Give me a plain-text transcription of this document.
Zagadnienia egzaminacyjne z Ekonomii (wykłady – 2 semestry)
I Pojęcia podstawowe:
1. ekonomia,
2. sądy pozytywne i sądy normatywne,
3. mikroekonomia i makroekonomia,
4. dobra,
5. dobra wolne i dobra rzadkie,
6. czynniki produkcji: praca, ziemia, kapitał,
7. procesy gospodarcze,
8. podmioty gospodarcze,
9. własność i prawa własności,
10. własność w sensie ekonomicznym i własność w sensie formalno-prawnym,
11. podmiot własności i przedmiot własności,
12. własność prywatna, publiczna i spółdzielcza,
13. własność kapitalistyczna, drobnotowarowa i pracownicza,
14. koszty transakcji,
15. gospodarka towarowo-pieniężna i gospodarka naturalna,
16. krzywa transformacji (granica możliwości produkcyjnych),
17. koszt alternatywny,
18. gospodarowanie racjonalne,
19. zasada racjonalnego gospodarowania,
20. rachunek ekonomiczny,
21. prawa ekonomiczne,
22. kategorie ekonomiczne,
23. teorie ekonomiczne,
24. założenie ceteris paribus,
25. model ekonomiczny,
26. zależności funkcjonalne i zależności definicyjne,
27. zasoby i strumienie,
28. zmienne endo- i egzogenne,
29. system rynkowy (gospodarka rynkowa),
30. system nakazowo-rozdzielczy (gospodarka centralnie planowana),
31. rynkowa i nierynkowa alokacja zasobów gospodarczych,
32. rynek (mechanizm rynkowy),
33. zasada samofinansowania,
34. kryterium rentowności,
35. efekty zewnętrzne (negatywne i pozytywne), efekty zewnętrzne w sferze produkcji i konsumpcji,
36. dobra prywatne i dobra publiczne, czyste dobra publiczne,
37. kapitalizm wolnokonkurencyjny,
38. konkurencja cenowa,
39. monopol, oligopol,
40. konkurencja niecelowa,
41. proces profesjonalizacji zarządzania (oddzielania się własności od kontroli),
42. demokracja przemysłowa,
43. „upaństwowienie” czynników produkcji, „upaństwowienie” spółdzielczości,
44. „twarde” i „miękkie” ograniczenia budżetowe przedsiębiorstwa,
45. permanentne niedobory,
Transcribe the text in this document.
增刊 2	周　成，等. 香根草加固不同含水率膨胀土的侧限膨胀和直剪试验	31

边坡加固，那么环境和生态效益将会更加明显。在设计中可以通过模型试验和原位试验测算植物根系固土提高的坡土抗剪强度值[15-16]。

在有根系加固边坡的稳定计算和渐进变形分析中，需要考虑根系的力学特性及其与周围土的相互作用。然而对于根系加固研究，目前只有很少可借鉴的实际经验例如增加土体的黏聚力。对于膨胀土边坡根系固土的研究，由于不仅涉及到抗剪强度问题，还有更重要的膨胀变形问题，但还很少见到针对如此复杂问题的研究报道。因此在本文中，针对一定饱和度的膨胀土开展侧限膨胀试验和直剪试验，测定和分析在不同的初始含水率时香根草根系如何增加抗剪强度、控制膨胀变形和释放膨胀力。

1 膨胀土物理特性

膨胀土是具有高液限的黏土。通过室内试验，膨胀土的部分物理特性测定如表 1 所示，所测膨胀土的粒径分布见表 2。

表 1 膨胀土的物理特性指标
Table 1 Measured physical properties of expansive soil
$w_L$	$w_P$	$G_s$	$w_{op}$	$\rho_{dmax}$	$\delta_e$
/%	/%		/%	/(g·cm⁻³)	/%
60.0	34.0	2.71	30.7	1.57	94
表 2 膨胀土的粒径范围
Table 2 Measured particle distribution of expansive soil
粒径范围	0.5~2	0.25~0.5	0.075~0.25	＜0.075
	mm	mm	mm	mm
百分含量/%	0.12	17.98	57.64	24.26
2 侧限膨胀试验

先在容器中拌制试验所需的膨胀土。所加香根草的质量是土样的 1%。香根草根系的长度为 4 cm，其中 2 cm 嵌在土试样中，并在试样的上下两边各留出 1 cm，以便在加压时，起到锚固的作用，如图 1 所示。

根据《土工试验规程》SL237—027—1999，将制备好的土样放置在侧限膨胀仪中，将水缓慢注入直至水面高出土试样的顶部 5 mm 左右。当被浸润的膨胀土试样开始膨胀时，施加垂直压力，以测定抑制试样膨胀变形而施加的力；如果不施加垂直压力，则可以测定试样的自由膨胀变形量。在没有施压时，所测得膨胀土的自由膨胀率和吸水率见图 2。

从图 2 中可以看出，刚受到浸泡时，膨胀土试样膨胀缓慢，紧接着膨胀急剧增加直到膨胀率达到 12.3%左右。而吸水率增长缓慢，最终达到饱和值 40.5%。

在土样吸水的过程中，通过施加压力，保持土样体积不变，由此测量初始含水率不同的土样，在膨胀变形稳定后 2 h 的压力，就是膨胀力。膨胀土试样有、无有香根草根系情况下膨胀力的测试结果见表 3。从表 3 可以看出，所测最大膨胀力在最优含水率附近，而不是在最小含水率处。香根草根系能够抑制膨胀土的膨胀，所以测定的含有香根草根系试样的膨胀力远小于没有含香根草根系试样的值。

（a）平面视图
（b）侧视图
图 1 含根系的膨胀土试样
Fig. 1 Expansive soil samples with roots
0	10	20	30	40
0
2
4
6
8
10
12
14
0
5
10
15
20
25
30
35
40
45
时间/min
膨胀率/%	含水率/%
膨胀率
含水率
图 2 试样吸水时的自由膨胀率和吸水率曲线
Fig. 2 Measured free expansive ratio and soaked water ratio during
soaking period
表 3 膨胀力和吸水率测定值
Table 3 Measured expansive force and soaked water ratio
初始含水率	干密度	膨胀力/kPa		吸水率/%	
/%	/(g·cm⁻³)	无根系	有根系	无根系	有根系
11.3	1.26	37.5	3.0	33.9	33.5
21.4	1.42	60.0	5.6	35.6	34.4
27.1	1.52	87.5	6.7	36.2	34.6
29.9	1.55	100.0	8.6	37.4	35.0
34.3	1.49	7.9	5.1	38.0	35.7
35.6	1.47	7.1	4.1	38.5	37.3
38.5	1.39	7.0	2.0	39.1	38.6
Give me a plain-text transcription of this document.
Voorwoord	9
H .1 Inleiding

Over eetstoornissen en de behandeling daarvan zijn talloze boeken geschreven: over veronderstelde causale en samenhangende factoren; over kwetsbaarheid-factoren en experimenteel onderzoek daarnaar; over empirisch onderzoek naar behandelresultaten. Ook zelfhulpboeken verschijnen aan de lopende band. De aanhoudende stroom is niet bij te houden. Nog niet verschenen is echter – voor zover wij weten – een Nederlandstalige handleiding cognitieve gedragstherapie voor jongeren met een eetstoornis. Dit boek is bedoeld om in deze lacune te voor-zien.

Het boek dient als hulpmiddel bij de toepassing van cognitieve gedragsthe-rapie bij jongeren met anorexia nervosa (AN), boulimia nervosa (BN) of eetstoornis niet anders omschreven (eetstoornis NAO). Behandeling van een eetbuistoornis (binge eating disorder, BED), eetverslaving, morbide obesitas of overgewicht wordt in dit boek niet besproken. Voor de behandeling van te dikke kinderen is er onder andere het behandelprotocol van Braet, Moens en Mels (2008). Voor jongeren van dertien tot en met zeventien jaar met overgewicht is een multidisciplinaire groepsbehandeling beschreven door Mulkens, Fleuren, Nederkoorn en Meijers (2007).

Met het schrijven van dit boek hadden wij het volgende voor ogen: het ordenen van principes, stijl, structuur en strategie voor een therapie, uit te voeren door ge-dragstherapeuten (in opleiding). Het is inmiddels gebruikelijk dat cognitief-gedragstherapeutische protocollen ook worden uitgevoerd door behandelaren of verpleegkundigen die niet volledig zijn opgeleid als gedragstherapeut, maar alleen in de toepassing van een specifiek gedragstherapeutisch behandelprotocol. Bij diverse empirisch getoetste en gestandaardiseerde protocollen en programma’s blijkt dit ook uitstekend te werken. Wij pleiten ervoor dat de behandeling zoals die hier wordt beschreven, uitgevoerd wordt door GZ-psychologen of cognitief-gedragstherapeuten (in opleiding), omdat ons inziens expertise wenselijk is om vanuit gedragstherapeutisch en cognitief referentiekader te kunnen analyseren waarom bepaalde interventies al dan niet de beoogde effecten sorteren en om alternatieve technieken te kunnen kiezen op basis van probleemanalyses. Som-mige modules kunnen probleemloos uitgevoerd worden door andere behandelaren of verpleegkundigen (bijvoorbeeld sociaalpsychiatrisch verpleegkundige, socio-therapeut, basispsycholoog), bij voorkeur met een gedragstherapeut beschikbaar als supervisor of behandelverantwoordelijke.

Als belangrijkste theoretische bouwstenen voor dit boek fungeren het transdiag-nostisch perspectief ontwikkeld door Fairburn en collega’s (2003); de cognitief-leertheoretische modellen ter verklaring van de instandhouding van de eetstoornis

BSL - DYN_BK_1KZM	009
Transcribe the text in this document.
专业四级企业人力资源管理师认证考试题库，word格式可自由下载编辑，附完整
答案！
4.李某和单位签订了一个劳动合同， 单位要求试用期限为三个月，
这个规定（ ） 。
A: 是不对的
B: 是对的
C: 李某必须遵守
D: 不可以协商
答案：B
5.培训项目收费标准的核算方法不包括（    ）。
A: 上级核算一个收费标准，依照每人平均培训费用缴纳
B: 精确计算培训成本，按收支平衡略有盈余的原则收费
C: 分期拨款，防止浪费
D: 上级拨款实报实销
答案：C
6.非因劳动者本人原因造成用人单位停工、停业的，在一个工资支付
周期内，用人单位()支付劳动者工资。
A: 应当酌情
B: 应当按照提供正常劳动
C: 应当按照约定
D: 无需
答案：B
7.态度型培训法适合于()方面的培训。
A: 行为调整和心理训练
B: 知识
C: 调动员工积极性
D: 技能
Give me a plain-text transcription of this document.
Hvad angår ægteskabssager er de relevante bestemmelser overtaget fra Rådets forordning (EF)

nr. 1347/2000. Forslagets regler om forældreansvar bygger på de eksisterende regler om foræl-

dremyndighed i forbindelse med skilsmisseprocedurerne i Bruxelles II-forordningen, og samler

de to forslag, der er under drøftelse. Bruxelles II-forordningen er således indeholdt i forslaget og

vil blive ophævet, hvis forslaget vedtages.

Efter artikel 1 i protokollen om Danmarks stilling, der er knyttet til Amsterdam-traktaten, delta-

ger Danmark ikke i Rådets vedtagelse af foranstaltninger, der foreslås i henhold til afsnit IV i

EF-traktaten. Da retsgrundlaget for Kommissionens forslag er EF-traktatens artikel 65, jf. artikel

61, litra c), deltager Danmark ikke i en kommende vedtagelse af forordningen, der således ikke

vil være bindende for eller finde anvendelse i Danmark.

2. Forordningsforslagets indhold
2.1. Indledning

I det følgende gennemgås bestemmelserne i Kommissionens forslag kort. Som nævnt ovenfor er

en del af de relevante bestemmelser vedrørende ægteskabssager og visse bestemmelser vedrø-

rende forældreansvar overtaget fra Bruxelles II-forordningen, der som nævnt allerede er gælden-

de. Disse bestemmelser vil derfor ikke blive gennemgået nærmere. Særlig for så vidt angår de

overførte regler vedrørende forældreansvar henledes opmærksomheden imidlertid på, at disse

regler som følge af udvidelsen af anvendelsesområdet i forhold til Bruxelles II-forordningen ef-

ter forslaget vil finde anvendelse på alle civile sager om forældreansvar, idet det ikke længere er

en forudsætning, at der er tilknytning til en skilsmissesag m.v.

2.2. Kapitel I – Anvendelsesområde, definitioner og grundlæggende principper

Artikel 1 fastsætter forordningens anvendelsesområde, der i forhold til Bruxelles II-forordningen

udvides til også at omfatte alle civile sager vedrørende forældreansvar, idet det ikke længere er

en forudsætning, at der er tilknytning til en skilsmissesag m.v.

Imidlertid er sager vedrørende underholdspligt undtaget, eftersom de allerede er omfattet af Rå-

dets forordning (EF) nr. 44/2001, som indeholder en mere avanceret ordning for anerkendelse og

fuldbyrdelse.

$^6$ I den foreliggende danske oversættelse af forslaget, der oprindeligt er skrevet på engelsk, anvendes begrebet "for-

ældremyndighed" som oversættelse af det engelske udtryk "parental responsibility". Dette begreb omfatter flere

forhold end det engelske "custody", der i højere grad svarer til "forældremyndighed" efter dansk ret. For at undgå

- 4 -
=======
• THE EXERCISE: Sift through the entries and copy every line with "produkcji".

• THE REPLY:
6. czynniki produkcji: praca, ziemia, kapitał,
35. efekty zewnętrzne (negatywne i pozytywne), efekty zewnętrzne w sferze produkcji i konsumpcji,
43. „upaństwowienie” czynników produkcji, „upaństwowienie” spółdzielczości,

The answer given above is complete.